(Figure collection entries)
<<<<

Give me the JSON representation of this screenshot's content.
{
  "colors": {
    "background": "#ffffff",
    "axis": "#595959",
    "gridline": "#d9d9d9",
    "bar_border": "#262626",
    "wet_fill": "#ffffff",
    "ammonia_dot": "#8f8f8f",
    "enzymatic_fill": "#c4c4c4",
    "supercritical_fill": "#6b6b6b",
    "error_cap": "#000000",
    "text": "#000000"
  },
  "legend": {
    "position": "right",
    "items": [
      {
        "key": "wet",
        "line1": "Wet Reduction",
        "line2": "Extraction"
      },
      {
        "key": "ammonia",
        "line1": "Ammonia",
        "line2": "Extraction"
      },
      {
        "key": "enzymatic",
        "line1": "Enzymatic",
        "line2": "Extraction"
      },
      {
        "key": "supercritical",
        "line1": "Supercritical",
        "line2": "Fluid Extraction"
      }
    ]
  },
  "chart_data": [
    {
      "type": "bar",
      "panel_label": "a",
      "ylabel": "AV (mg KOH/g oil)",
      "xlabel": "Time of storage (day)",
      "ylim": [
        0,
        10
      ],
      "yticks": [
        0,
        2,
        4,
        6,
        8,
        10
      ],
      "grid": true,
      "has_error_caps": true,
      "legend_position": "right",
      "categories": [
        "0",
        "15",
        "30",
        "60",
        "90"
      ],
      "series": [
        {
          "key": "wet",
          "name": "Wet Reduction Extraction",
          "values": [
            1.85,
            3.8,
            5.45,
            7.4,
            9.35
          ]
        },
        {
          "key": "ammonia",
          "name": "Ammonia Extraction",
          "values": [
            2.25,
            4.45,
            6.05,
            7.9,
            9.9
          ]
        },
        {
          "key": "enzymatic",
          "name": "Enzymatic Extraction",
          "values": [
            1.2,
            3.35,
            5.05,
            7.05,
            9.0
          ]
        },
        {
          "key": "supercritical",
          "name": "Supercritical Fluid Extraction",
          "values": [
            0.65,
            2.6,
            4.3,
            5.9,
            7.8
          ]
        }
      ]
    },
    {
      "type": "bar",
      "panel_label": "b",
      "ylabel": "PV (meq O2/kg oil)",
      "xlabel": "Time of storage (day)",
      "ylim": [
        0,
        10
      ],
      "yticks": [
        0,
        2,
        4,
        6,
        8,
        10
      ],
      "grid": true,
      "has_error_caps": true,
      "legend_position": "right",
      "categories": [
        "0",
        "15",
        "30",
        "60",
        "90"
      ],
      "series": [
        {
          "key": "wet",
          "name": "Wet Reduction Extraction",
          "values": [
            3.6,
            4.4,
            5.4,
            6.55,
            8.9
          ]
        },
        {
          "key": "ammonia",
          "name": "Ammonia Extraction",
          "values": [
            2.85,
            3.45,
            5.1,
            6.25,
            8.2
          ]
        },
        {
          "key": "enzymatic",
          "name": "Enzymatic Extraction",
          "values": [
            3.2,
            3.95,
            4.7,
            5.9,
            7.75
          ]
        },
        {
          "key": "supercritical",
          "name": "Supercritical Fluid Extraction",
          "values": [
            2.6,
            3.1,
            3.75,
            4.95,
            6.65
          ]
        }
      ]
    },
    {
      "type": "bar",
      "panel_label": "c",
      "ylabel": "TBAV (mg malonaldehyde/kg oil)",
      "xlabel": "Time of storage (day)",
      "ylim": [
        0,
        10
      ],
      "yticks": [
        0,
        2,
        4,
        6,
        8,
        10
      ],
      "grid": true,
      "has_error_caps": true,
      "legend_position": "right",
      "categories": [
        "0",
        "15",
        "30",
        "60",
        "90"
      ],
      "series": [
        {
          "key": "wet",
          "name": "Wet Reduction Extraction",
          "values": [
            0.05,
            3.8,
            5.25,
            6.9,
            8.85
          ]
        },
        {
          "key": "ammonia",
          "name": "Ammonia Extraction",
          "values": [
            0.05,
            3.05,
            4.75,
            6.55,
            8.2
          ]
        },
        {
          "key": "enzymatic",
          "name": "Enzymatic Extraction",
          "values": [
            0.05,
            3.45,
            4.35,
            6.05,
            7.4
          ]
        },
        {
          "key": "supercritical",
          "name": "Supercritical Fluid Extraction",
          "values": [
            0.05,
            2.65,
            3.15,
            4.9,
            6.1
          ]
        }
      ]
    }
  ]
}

>>>>

• Given request: Copy out all of the records shown above exactly.

• Task solution:
Give me the JSON representation of this screenshot's content.
{
  "colors": {
    "background": "#ffffff",
    "axis": "#595959",
    "gridline": "#d9d9d9",
    "bar_border": "#262626",
    "wet_fill": "#ffffff",
    "ammonia_dot": "#8f8f8f",
    "enzymatic_fill": "#c4c4c4",
    "supercritical_fill": "#6b6b6b",
    "error_cap": "#000000",
    "text": "#000000"
  },
  "legend": {
    "position": "right",
    "items": [
      {
        "key": "wet",
        "line1": "Wet Reduction",
        "line2": "Extraction"
      },
      {
        "key": "ammonia",
        "line1": "Ammonia",
        "line2": "Extraction"
      },
      {
        "key": "enzymatic",
        "line1": "Enzymatic",
        "line2": "Extraction"
      },
      {
        "key": "supercritical",
        "line1": "Supercritical",
        "line2": "Fluid Extraction"
      }
    ]
  },
  "chart_data": [
    {
      "type": "bar",
      "panel_label": "a",
      "ylabel": "AV (mg KOH/g oil)",
      "xlabel": "Time of storage (day)",
      "ylim": [
        0,
        10
      ],
      "yticks": [
        0,
        2,
        4,
        6,
        8,
        10
      ],
      "grid": true,
      "has_error_caps": true,
      "legend_position": "right",
      "categories": [
        "0",
        "15",
        "30",
        "60",
        "90"
      ],
      "series": [
        {
          "key": "wet",
          "name": "Wet Reduction Extraction",
          "values": [
            1.85,
            3.8,
            5.45,
            7.4,
            9.35
          ]
        },
        {
          "key": "ammonia",
          "name": "Ammonia Extraction",
          "values": [
            2.25,
            4.45,
            6.05,
            7.9,
            9.9
          ]
        },
        {
          "key": "enzymatic",
          "name": "Enzymatic Extraction",
          "values": [
            1.2,
            3.35,
            5.05,
            7.05,
            9.0
          ]
        },
        {
          "key": "supercritical",
          "name": "Supercritical Fluid Extraction",
          "values": [
            0.65,
            2.6,
            4.3,
            5.9,
            7.8
          ]
        }
      ]
    },
    {
      "type": "bar",
      "panel_label": "b",
      "ylabel": "PV (meq O2/kg oil)",
      "xlabel": "Time of storage (day)",
      "ylim": [
        0,
        10
      ],
      "yticks": [
        0,
        2,
        4,
        6,
        8,
        10
      ],
      "grid": true,
      "has_error_caps": true,
      "legend_position": "right",
      "categories": [
        "0",
        "15",
        "30",
        "60",
        "90"
      ],
      "series": [
        {
          "key": "wet",
          "name": "Wet Reduction Extraction",
          "values": [
            3.6,
            4.4,
            5.4,
            6.55,
            8.9
          ]
        },
        {
          "key": "ammonia",
          "name": "Ammonia Extraction",
          "values": [
            2.85,
            3.45,
            5.1,
            6.25,
            8.2
          ]
        },
        {
          "key": "enzymatic",
          "name": "Enzymatic Extraction",
          "values": [
            3.2,
            3.95,
            4.7,
            5.9,
            7.75
          ]
        },
        {
          "key": "supercritical",
          "name": "Supercritical Fluid Extraction",
          "values": [
            2.6,
            3.1,
            3.75,
            4.95,
            6.65
          ]
        }
      ]
    },
    {
      "type": "bar",
      "panel_label": "c",
      "ylabel": "TBAV (mg malonaldehyde/kg oil)",
      "xlabel": "Time of storage (day)",
      "ylim": [
        0,
        10
      ],
      "yticks": [
        0,
        2,
        4,
        6,
        8,
        10
      ],
      "grid": true,
      "has_error_caps": true,
      "legend_position": "right",
      "categories": [
        "0",
        "15",
        "30",
        "60",
        "90"
      ],
      "series": [
        {
          "key": "wet",
          "name": "Wet Reduction Extraction",
          "values": [
            0.05,
            3.8,
            5.25,
            6.9,
            8.85
          ]
        },
        {
          "key": "ammonia",
          "name": "Ammonia Extraction",
          "values": [
            0.05,
            3.05,
            4.75,
            6.55,
            8.2
          ]
        },
        {
          "key": "enzymatic",
          "name": "Enzymatic Extraction",
          "values": [
            0.05,
            3.45,
            4.35,
            6.05,
            7.4
          ]
        },
        {
          "key": "supercritical",
          "name": "Supercritical Fluid Extraction",
          "values": [
            0.05,
            2.65,
            3.15,
            4.9,
            6.1
          ]
        }
      ]
    }
  ]
}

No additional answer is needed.